** GIVEN EXERCISE **
Transcribe every line exactly and omit anything that is a picture.

** DATASET CONTENT **
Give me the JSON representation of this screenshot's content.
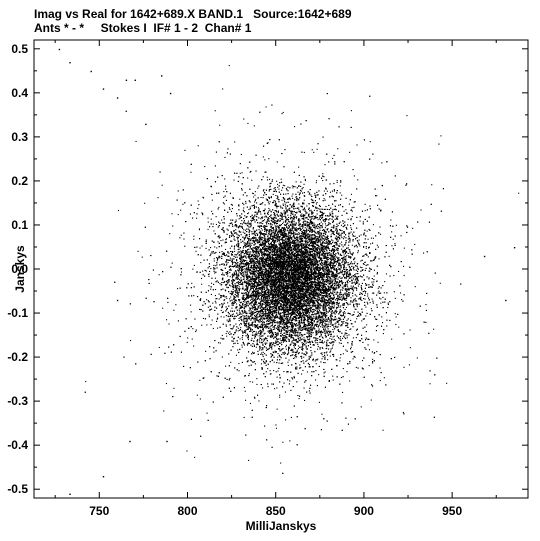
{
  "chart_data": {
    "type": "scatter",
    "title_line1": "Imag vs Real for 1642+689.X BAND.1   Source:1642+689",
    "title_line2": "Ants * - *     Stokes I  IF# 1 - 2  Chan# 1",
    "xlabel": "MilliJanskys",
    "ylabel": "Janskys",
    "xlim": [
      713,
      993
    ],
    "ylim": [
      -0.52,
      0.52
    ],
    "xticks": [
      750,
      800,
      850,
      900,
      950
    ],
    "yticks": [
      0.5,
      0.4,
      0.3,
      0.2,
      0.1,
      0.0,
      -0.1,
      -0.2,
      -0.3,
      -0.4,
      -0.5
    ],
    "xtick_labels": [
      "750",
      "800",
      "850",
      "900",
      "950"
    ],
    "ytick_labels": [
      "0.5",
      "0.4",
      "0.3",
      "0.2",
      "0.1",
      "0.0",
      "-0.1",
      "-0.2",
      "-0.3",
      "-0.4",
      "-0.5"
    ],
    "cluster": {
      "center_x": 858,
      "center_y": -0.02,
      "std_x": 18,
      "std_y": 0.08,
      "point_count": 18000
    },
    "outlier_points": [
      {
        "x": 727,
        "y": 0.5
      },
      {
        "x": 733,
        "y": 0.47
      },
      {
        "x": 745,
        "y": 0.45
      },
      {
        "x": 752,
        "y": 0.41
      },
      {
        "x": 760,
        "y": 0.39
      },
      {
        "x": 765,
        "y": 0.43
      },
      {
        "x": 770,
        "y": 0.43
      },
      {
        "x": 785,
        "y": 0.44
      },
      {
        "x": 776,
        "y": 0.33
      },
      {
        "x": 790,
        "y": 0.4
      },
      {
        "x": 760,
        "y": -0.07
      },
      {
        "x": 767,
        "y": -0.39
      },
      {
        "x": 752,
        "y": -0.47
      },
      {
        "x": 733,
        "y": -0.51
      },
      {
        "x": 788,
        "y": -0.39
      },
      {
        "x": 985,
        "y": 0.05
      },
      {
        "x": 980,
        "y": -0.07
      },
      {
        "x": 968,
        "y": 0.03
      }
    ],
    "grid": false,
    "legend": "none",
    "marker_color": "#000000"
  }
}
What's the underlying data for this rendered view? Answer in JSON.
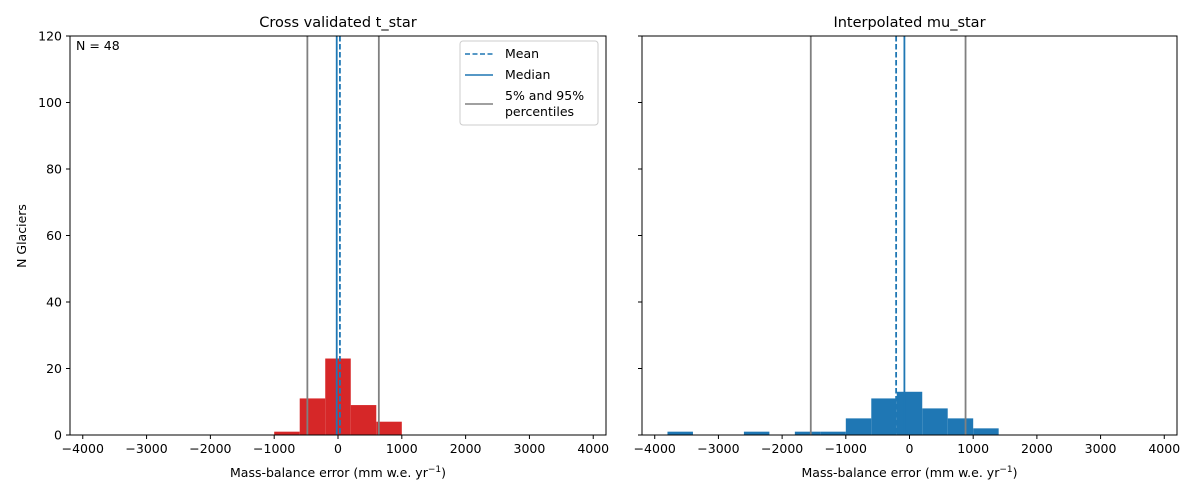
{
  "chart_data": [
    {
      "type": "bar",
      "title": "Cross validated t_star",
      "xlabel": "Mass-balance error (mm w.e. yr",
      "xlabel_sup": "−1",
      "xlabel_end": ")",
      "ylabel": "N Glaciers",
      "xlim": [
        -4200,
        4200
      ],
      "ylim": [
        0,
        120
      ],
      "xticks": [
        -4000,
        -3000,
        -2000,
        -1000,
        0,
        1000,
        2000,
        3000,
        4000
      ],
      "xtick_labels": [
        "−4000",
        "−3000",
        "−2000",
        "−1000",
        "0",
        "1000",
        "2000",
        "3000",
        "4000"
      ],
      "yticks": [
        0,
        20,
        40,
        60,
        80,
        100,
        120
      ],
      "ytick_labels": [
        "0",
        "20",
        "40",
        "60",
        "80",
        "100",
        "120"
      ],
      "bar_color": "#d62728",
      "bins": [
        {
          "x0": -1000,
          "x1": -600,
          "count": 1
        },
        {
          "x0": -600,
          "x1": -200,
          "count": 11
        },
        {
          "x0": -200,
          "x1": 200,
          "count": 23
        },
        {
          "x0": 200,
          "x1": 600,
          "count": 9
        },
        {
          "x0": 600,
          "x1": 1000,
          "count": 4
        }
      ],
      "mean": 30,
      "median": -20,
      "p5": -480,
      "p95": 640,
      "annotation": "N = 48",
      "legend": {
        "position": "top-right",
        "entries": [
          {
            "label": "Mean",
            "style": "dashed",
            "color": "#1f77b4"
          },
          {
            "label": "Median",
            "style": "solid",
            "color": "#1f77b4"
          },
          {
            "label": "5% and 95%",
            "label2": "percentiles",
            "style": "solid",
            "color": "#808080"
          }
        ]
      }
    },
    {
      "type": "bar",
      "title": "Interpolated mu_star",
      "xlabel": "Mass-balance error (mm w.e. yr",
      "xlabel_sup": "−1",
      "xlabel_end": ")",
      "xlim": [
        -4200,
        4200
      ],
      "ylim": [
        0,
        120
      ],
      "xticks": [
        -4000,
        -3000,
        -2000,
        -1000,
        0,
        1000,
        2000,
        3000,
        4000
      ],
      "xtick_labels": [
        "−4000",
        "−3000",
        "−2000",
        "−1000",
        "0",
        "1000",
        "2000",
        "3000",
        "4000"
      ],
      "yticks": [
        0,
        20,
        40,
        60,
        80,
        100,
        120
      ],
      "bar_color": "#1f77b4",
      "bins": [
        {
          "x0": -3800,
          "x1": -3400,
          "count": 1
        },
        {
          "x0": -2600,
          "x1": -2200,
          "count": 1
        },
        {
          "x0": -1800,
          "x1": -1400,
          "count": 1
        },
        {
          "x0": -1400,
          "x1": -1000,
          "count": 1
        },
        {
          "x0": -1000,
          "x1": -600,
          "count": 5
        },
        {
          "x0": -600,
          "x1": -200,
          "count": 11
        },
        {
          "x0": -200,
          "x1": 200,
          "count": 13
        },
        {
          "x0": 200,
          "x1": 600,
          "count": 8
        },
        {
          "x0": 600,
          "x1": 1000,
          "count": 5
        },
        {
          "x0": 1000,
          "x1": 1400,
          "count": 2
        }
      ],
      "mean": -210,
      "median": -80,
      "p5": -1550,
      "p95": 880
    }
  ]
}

** RESULT **
Give me the JSON representation of this screenshot's content.
{
  "chart_data": {
    "type": "scatter",
    "title_line1": "Imag vs Real for 1642+689.X BAND.1   Source:1642+689",
    "title_line2": "Ants * - *     Stokes I  IF# 1 - 2  Chan# 1",
    "xlabel": "MilliJanskys",
    "ylabel": "Janskys",
    "xlim": [
      713,
      993
    ],
    "ylim": [
      -0.52,
      0.52
    ],
    "xticks": [
      750,
      800,
      850,
      900,
      950
    ],
    "yticks": [
      0.5,
      0.4,
      0.3,
      0.2,
      0.1,
      0.0,
      -0.1,
      -0.2,
      -0.3,
      -0.4,
      -0.5
    ],
    "xtick_labels": [
      "750",
      "800",
      "850",
      "900",
      "950"
    ],
    "ytick_labels": [
      "0.5",
      "0.4",
      "0.3",
      "0.2",
      "0.1",
      "0.0",
      "-0.1",
      "-0.2",
      "-0.3",
      "-0.4",
      "-0.5"
    ],
    "cluster": {
      "center_x": 858,
      "center_y": -0.02,
      "std_x": 18,
      "std_y": 0.08,
      "point_count": 18000
    },
    "outlier_points": [
      {
        "x": 727,
        "y": 0.5
      },
      {
        "x": 733,
        "y": 0.47
      },
      {
        "x": 745,
        "y": 0.45
      },
      {
        "x": 752,
        "y": 0.41
      },
      {
        "x": 760,
        "y": 0.39
      },
      {
        "x": 765,
        "y": 0.43
      },
      {
        "x": 770,
        "y": 0.43
      },
      {
        "x": 785,
        "y": 0.44
      },
      {
        "x": 776,
        "y": 0.33
      },
      {
        "x": 790,
        "y": 0.4
      },
      {
        "x": 760,
        "y": -0.07
      },
      {
        "x": 767,
        "y": -0.39
      },
      {
        "x": 752,
        "y": -0.47
      },
      {
        "x": 733,
        "y": -0.51
      },
      {
        "x": 788,
        "y": -0.39
      },
      {
        "x": 985,
        "y": 0.05
      },
      {
        "x": 980,
        "y": -0.07
      },
      {
        "x": 968,
        "y": 0.03
      }
    ],
    "grid": false,
    "legend": "none",
    "marker_color": "#000000"
  }
}
What's the underlying data for this rendered view? Answer in JSON.
{
  "chart_data": [
    {
      "type": "bar",
      "title": "Cross validated t_star",
      "xlabel": "Mass-balance error (mm w.e. yr",
      "xlabel_sup": "−1",
      "xlabel_end": ")",
      "ylabel": "N Glaciers",
      "xlim": [
        -4200,
        4200
      ],
      "ylim": [
        0,
        120
      ],
      "xticks": [
        -4000,
        -3000,
        -2000,
        -1000,
        0,
        1000,
        2000,
        3000,
        4000
      ],
      "xtick_labels": [
        "−4000",
        "−3000",
        "−2000",
        "−1000",
        "0",
        "1000",
        "2000",
        "3000",
        "4000"
      ],
      "yticks": [
        0,
        20,
        40,
        60,
        80,
        100,
        120
      ],
      "ytick_labels": [
        "0",
        "20",
        "40",
        "60",
        "80",
        "100",
        "120"
      ],
      "bar_color": "#d62728",
      "bins": [
        {
          "x0": -1000,
          "x1": -600,
          "count": 1
        },
        {
          "x0": -600,
          "x1": -200,
          "count": 11
        },
        {
          "x0": -200,
          "x1": 200,
          "count": 23
        },
        {
          "x0": 200,
          "x1": 600,
          "count": 9
        },
        {
          "x0": 600,
          "x1": 1000,
          "count": 4
        }
      ],
      "mean": 30,
      "median": -20,
      "p5": -480,
      "p95": 640,
      "annotation": "N = 48",
      "legend": {
        "position": "top-right",
        "entries": [
          {
            "label": "Mean",
            "style": "dashed",
            "color": "#1f77b4"
          },
          {
            "label": "Median",
            "style": "solid",
            "color": "#1f77b4"
          },
          {
            "label": "5% and 95%",
            "label2": "percentiles",
            "style": "solid",
            "color": "#808080"
          }
        ]
      }
    },
    {
      "type": "bar",
      "title": "Interpolated mu_star",
      "xlabel": "Mass-balance error (mm w.e. yr",
      "xlabel_sup": "−1",
      "xlabel_end": ")",
      "xlim": [
        -4200,
        4200
      ],
      "ylim": [
        0,
        120
      ],
      "xticks": [
        -4000,
        -3000,
        -2000,
        -1000,
        0,
        1000,
        2000,
        3000,
        4000
      ],
      "xtick_labels": [
        "−4000",
        "−3000",
        "−2000",
        "−1000",
        "0",
        "1000",
        "2000",
        "3000",
        "4000"
      ],
      "yticks": [
        0,
        20,
        40,
        60,
        80,
        100,
        120
      ],
      "bar_color": "#1f77b4",
      "bins": [
        {
          "x0": -3800,
          "x1": -3400,
          "count": 1
        },
        {
          "x0": -2600,
          "x1": -2200,
          "count": 1
        },
        {
          "x0": -1800,
          "x1": -1400,
          "count": 1
        },
        {
          "x0": -1400,
          "x1": -1000,
          "count": 1
        },
        {
          "x0": -1000,
          "x1": -600,
          "count": 5
        },
        {
          "x0": -600,
          "x1": -200,
          "count": 11
        },
        {
          "x0": -200,
          "x1": 200,
          "count": 13
        },
        {
          "x0": 200,
          "x1": 600,
          "count": 8
        },
        {
          "x0": 600,
          "x1": 1000,
          "count": 5
        },
        {
          "x0": 1000,
          "x1": 1400,
          "count": 2
        }
      ],
      "mean": -210,
      "median": -80,
      "p5": -1550,
      "p95": 880
    }
  ]
}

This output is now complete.